### Exercise requirements
Repeat every record below exactly as written.

========================

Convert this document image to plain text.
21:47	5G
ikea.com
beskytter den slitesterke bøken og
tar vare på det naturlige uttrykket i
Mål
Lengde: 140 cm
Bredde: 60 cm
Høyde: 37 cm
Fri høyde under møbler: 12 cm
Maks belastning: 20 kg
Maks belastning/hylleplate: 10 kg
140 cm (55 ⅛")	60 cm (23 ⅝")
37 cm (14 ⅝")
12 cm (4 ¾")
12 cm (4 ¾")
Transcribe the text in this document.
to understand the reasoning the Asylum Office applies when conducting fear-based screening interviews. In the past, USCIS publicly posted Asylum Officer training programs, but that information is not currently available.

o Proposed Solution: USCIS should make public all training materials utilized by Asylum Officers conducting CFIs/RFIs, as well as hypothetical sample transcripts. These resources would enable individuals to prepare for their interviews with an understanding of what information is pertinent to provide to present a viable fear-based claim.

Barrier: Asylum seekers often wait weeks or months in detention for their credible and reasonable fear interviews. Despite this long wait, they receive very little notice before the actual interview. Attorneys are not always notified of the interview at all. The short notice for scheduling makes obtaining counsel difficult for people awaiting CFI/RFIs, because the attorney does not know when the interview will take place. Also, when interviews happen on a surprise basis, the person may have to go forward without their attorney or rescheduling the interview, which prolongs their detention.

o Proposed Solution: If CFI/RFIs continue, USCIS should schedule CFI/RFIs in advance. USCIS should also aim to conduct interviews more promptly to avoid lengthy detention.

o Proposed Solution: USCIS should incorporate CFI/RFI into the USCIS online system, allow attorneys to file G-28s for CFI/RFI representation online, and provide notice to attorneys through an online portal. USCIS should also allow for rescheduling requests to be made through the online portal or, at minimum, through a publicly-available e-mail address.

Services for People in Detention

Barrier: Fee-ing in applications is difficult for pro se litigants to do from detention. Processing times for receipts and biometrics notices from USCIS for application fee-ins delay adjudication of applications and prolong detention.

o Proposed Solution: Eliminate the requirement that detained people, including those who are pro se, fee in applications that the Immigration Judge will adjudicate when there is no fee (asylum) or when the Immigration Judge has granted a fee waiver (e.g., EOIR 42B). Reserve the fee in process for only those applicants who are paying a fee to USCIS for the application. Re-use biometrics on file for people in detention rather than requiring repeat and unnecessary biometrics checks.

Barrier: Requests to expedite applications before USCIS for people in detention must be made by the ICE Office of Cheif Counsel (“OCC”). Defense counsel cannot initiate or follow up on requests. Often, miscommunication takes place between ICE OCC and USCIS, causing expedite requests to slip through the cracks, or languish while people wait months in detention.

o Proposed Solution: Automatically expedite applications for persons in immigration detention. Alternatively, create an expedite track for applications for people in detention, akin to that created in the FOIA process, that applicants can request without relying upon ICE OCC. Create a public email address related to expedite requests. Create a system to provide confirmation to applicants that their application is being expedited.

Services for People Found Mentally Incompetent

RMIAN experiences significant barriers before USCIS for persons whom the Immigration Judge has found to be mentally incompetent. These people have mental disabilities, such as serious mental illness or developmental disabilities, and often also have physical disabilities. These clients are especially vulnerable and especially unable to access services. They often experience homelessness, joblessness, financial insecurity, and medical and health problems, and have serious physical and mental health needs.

========================

### Answer in full
Convert this document image to plain text.
21:47	5G
ikea.com
beskytter den slitesterke bøken og
tar vare på det naturlige uttrykket i
Mål
Lengde: 140 cm
Bredde: 60 cm
Høyde: 37 cm
Fri høyde under møbler: 12 cm
Maks belastning: 20 kg
Maks belastning/hylleplate: 10 kg
140 cm (55 ⅛")	60 cm (23 ⅝")
37 cm (14 ⅝")
12 cm (4 ¾")
12 cm (4 ¾")
Transcribe the text in this document.
to understand the reasoning the Asylum Office applies when conducting fear-based screening interviews. In the past, USCIS publicly posted Asylum Officer training programs, but that information is not currently available.

o Proposed Solution: USCIS should make public all training materials utilized by Asylum Officers conducting CFIs/RFIs, as well as hypothetical sample transcripts. These resources would enable individuals to prepare for their interviews with an understanding of what information is pertinent to provide to present a viable fear-based claim.

Barrier: Asylum seekers often wait weeks or months in detention for their credible and reasonable fear interviews. Despite this long wait, they receive very little notice before the actual interview. Attorneys are not always notified of the interview at all. The short notice for scheduling makes obtaining counsel difficult for people awaiting CFI/RFIs, because the attorney does not know when the interview will take place. Also, when interviews happen on a surprise basis, the person may have to go forward without their attorney or rescheduling the interview, which prolongs their detention.

o Proposed Solution: If CFI/RFIs continue, USCIS should schedule CFI/RFIs in advance. USCIS should also aim to conduct interviews more promptly to avoid lengthy detention.

o Proposed Solution: USCIS should incorporate CFI/RFI into the USCIS online system, allow attorneys to file G-28s for CFI/RFI representation online, and provide notice to attorneys through an online portal. USCIS should also allow for rescheduling requests to be made through the online portal or, at minimum, through a publicly-available e-mail address.

Services for People in Detention

Barrier: Fee-ing in applications is difficult for pro se litigants to do from detention. Processing times for receipts and biometrics notices from USCIS for application fee-ins delay adjudication of applications and prolong detention.

o Proposed Solution: Eliminate the requirement that detained people, including those who are pro se, fee in applications that the Immigration Judge will adjudicate when there is no fee (asylum) or when the Immigration Judge has granted a fee waiver (e.g., EOIR 42B). Reserve the fee in process for only those applicants who are paying a fee to USCIS for the application. Re-use biometrics on file for people in detention rather than requiring repeat and unnecessary biometrics checks.

Barrier: Requests to expedite applications before USCIS for people in detention must be made by the ICE Office of Cheif Counsel (“OCC”). Defense counsel cannot initiate or follow up on requests. Often, miscommunication takes place between ICE OCC and USCIS, causing expedite requests to slip through the cracks, or languish while people wait months in detention.

o Proposed Solution: Automatically expedite applications for persons in immigration detention. Alternatively, create an expedite track for applications for people in detention, akin to that created in the FOIA process, that applicants can request without relying upon ICE OCC. Create a public email address related to expedite requests. Create a system to provide confirmation to applicants that their application is being expedited.

Services for People Found Mentally Incompetent

RMIAN experiences significant barriers before USCIS for persons whom the Immigration Judge has found to be mentally incompetent. These people have mental disabilities, such as serious mental illness or developmental disabilities, and often also have physical disabilities. These clients are especially vulnerable and especially unable to access services. They often experience homelessness, joblessness, financial insecurity, and medical and health problems, and have serious physical and mental health needs.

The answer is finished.